#### Exercise prompt:
Within the material below, how many lines include the word "Västerås"? Only the number should be given.

#### Information supplied:
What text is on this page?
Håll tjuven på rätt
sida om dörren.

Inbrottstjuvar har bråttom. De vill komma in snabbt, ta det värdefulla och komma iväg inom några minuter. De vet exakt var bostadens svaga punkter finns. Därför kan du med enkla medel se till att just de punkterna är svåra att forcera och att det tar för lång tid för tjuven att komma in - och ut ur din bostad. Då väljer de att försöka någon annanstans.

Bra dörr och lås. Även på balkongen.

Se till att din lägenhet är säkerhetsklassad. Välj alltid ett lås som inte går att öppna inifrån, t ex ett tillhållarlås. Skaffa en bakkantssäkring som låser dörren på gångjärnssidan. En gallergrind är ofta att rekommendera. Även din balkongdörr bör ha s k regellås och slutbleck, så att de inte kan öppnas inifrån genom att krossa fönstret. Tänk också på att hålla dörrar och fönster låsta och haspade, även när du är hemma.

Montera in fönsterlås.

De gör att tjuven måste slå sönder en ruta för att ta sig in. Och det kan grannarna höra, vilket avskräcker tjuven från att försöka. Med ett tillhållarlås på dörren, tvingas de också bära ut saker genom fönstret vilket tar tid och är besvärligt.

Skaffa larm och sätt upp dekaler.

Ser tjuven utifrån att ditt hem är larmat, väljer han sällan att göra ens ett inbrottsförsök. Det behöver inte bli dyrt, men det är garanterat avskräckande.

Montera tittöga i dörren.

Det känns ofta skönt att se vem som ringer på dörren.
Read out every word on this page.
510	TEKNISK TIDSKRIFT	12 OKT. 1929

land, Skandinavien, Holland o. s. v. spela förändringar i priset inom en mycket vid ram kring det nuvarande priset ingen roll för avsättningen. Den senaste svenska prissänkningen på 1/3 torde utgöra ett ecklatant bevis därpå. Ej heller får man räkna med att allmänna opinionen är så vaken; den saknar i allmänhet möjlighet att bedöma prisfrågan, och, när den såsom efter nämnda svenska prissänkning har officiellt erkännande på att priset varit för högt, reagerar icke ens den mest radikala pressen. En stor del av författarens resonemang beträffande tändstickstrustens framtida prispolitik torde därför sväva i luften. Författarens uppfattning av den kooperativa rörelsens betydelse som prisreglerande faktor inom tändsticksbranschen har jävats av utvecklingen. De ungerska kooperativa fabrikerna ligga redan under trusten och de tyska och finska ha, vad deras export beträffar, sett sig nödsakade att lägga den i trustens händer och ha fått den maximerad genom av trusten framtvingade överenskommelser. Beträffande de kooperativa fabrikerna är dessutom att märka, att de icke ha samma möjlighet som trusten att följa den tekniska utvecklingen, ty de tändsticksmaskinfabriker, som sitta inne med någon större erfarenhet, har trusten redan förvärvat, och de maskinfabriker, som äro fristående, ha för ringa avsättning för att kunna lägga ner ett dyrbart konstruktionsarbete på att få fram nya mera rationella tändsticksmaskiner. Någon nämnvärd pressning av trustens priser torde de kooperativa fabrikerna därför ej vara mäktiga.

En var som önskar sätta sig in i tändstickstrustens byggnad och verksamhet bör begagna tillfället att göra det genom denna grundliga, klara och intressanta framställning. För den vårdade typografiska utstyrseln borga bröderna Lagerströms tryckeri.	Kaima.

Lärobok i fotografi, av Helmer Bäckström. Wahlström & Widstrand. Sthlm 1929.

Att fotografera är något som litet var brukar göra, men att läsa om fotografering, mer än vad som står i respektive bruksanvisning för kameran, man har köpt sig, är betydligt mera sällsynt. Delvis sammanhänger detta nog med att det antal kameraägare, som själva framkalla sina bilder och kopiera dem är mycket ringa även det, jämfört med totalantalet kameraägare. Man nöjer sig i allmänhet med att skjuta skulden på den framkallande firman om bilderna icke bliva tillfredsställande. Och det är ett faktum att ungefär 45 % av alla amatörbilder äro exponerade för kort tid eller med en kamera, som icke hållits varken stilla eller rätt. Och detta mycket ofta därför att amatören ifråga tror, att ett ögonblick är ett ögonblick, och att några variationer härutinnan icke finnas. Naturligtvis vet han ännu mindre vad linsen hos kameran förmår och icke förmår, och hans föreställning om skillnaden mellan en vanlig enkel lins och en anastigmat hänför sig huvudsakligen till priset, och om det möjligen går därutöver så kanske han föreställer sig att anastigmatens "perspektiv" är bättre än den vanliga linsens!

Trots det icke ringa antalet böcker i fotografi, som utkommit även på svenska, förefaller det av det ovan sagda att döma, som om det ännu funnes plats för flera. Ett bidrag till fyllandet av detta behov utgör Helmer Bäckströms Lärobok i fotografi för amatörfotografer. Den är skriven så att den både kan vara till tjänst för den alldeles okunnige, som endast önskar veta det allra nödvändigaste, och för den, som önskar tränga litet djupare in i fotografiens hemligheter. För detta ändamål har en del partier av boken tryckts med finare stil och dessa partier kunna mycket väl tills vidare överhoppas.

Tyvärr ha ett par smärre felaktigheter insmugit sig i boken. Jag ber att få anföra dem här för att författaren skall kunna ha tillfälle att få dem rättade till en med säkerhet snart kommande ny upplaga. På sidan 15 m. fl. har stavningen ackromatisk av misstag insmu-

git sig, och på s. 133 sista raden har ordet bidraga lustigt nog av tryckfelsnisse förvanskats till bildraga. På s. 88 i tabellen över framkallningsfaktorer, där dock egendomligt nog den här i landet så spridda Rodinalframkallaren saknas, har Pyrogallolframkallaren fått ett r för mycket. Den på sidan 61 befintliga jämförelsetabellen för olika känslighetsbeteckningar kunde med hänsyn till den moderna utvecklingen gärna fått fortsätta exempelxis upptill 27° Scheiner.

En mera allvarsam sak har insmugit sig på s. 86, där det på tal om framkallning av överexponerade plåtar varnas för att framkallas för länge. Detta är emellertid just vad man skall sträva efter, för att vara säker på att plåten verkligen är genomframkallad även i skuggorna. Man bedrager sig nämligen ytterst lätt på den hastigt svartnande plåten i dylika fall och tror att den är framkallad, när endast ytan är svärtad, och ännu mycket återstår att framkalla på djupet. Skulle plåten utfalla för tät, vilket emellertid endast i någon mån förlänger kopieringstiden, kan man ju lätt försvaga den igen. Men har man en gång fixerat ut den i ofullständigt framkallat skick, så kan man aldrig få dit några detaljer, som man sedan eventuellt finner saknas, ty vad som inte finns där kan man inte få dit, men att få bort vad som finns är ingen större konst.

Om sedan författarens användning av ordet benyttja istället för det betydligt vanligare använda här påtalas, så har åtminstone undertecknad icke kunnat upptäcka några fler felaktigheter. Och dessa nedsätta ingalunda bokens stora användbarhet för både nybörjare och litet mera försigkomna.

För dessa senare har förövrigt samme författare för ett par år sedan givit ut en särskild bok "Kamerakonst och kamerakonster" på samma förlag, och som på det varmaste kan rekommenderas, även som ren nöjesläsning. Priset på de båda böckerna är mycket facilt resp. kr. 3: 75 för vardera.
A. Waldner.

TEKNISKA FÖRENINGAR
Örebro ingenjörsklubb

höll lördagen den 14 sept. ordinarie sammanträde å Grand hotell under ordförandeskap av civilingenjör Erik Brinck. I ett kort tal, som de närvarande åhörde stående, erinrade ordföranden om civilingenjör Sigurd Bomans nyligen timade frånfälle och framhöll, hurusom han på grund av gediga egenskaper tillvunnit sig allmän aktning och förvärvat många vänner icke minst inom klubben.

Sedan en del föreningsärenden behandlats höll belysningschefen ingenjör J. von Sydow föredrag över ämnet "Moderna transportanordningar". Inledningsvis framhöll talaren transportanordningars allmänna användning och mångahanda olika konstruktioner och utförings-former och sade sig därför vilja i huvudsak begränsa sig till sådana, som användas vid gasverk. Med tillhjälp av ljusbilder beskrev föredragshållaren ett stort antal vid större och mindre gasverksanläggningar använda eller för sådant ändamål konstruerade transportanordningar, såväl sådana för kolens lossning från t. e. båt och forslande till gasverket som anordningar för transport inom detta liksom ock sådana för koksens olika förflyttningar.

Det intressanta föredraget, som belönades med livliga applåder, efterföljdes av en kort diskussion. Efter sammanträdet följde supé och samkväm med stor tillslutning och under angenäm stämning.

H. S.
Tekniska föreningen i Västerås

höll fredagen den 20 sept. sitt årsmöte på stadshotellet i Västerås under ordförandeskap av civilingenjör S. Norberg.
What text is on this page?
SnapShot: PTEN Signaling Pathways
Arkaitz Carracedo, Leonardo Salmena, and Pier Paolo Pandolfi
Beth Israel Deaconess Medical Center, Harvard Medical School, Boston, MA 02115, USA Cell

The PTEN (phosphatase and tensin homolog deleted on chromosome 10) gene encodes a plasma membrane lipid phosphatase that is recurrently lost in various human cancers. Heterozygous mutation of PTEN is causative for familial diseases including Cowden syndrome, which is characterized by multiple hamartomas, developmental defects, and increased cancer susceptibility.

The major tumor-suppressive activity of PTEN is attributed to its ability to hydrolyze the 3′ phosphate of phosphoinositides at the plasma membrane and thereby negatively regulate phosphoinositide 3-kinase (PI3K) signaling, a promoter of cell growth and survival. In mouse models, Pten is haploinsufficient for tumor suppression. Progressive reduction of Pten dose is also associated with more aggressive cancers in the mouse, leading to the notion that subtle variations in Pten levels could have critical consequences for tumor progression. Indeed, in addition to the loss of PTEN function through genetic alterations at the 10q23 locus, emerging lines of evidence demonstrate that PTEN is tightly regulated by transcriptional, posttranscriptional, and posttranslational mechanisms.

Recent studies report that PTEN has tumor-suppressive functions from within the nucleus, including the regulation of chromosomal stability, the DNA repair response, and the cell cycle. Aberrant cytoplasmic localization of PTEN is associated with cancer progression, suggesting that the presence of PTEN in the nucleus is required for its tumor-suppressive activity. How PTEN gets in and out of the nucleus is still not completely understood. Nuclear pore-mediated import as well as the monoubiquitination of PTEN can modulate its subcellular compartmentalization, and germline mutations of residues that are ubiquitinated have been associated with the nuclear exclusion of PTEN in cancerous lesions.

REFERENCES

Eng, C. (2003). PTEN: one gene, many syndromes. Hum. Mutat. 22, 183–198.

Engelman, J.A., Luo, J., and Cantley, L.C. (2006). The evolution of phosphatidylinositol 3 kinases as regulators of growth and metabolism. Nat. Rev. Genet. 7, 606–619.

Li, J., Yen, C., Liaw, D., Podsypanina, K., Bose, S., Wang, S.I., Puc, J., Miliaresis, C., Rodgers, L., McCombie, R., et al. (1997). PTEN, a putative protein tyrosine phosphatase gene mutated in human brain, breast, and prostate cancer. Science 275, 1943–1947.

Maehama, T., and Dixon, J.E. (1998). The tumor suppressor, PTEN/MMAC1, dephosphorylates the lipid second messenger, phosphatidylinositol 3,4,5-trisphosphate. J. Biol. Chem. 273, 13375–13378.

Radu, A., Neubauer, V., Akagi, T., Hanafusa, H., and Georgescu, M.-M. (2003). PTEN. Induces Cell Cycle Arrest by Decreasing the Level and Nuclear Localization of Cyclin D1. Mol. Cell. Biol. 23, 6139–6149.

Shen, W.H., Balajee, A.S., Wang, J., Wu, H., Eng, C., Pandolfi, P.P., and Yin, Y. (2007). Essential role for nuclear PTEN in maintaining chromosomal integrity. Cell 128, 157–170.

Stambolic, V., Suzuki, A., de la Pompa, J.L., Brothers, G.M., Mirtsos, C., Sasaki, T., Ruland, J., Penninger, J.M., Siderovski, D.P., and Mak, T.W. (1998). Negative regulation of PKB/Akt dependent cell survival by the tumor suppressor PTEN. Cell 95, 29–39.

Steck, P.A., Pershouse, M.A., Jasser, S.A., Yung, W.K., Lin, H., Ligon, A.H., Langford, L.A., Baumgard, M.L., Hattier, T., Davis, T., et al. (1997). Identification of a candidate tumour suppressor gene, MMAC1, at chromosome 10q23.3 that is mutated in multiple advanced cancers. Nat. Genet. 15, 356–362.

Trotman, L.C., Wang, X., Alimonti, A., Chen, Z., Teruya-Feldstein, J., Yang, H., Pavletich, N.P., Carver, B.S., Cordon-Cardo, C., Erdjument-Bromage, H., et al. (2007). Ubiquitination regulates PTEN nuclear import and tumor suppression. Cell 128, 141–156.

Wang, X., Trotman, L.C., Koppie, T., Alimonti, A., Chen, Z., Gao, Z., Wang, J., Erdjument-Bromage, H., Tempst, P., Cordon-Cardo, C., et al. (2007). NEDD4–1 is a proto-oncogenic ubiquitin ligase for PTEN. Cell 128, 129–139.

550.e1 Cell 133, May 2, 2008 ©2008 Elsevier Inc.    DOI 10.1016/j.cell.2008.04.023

#### Response area:
2